[Stated exercise] Work through the data and report how many lines include the string "type", giving the number alone.

[Material provided]
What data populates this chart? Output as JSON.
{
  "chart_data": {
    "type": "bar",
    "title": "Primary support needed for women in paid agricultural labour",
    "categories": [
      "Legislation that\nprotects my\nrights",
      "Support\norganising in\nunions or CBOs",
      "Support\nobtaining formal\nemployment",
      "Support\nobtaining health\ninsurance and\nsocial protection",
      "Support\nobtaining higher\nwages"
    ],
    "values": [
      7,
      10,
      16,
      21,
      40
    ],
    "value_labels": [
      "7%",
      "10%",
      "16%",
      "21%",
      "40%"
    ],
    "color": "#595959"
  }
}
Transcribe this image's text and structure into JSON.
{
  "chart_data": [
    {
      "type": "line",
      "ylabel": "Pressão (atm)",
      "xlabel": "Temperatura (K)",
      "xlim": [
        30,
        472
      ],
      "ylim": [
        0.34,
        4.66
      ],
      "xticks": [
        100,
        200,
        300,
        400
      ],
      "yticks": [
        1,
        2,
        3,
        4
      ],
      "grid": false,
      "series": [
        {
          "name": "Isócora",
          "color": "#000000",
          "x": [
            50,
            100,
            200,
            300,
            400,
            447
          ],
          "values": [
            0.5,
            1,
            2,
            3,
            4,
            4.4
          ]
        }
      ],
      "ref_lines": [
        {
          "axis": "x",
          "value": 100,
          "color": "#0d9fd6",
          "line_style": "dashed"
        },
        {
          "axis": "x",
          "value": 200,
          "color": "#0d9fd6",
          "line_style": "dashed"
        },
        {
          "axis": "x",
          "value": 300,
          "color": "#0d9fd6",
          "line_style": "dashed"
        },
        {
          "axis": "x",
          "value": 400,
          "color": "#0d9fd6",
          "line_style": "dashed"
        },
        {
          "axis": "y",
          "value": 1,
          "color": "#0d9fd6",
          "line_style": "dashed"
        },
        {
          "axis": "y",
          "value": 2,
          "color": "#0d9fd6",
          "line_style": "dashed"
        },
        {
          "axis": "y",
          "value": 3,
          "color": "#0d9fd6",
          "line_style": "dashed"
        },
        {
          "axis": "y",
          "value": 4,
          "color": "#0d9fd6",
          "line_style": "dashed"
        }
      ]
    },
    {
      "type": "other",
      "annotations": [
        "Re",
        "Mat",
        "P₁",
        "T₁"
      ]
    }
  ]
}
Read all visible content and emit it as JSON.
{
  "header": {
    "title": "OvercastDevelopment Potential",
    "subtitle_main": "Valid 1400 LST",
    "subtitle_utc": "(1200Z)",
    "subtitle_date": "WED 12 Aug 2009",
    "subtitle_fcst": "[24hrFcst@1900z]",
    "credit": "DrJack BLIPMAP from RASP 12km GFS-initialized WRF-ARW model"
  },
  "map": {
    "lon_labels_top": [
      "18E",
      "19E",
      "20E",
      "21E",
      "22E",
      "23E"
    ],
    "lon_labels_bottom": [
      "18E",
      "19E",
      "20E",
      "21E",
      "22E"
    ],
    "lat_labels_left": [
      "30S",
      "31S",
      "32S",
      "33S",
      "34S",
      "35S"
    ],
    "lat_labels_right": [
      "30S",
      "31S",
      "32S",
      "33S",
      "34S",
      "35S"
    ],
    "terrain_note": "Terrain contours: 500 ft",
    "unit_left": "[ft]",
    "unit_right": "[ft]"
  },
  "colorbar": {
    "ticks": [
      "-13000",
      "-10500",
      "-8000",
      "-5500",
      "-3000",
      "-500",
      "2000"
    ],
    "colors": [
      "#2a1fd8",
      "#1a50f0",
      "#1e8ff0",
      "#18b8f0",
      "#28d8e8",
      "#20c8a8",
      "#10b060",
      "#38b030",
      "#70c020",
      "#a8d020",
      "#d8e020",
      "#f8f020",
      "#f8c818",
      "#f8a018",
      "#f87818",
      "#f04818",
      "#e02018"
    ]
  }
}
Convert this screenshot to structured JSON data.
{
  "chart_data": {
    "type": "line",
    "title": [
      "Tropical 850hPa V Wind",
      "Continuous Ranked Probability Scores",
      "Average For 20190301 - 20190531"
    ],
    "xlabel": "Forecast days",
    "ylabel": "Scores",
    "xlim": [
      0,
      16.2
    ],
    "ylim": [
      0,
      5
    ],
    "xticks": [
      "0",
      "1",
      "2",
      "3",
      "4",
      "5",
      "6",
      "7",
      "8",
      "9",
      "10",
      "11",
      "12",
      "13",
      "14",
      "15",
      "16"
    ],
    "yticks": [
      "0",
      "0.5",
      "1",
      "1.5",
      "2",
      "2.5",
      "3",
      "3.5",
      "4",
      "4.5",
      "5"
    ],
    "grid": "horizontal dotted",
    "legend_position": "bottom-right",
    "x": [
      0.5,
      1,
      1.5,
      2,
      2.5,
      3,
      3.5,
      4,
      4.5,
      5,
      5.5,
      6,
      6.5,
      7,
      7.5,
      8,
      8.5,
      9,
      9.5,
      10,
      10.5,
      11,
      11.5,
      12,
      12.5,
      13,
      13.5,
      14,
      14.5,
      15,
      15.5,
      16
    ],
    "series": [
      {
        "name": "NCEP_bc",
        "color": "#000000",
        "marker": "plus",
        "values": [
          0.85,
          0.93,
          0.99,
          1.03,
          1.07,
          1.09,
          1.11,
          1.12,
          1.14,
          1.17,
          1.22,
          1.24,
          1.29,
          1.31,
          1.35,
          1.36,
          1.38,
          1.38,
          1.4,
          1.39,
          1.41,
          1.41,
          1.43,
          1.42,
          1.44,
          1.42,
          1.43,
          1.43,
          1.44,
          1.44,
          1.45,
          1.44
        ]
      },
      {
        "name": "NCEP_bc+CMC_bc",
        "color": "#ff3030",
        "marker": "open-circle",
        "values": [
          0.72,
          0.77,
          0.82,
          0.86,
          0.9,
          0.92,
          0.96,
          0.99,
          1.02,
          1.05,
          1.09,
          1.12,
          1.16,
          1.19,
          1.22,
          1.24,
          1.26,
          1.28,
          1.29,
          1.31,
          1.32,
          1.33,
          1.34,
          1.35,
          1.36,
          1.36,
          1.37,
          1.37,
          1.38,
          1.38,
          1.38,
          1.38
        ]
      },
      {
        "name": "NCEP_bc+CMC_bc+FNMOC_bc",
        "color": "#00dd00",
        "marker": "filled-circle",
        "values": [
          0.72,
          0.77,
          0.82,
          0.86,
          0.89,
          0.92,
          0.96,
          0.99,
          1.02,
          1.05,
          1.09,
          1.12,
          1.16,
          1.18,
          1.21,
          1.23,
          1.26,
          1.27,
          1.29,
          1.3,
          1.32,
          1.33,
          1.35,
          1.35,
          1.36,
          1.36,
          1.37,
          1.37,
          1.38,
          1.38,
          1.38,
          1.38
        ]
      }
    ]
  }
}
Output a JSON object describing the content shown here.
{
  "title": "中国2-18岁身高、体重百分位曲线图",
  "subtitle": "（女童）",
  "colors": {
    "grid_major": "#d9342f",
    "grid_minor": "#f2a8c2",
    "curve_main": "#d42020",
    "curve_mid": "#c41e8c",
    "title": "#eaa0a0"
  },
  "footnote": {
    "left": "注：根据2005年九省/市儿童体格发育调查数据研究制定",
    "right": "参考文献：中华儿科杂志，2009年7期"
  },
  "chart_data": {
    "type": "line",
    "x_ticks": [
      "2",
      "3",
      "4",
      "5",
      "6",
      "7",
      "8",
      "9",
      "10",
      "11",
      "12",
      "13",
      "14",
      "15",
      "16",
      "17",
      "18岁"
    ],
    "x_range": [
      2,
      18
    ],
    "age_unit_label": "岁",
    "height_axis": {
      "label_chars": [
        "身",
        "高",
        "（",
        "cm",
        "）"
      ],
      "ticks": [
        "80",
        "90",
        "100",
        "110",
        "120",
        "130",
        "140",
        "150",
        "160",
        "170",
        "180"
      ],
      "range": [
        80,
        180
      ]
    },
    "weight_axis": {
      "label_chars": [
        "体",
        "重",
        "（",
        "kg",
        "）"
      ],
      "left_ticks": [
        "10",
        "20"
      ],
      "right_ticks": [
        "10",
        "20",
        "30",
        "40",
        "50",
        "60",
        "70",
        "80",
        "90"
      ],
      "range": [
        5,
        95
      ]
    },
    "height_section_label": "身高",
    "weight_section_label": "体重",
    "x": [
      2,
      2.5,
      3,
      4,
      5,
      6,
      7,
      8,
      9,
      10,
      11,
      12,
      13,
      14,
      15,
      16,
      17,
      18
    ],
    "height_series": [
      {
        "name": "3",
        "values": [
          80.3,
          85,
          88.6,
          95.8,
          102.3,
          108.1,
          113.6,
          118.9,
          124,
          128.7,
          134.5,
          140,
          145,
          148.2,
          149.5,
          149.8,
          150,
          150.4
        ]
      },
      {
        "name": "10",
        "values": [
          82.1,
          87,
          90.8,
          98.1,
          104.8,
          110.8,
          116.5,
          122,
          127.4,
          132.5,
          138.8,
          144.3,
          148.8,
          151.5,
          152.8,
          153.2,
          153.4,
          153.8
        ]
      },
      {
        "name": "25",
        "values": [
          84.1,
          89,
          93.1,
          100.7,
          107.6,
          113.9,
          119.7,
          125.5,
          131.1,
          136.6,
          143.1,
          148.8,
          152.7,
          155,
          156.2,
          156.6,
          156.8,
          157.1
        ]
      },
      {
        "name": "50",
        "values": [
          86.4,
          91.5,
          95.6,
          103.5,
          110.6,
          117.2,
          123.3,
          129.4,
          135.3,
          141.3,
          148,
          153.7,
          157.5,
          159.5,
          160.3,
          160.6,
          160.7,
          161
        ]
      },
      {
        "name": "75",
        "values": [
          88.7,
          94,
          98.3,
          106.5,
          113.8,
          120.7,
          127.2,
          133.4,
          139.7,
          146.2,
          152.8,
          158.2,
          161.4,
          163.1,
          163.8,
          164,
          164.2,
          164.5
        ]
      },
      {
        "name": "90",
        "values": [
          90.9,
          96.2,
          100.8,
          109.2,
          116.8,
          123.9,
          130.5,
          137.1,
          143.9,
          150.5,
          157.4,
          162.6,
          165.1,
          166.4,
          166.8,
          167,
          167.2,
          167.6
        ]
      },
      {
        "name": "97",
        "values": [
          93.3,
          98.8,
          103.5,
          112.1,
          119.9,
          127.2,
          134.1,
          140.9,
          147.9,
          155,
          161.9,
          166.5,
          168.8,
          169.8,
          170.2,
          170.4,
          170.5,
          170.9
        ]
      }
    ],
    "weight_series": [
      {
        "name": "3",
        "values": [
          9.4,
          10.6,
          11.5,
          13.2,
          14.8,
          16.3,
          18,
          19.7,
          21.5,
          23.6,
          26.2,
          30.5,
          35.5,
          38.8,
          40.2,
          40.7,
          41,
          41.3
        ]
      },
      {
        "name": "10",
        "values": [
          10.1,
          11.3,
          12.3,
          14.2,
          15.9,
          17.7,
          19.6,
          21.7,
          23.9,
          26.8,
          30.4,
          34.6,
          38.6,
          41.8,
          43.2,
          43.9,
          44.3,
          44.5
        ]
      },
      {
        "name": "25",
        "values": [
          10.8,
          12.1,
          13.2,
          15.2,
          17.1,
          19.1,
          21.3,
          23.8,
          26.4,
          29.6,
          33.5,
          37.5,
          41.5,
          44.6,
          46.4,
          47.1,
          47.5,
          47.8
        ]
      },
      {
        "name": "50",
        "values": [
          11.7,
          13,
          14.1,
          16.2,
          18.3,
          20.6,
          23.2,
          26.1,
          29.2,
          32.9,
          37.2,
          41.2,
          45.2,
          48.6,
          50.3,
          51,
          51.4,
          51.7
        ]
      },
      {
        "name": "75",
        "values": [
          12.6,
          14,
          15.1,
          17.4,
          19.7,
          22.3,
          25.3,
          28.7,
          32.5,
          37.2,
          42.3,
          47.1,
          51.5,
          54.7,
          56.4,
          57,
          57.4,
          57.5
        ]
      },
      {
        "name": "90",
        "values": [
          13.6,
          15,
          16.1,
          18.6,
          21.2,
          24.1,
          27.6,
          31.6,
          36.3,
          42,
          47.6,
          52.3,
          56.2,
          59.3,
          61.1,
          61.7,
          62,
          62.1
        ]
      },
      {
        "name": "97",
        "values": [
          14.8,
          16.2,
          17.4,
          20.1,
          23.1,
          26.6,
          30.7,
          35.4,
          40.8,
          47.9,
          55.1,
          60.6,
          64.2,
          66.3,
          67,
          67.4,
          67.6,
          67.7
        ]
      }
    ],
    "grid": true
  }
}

[Expected output] 5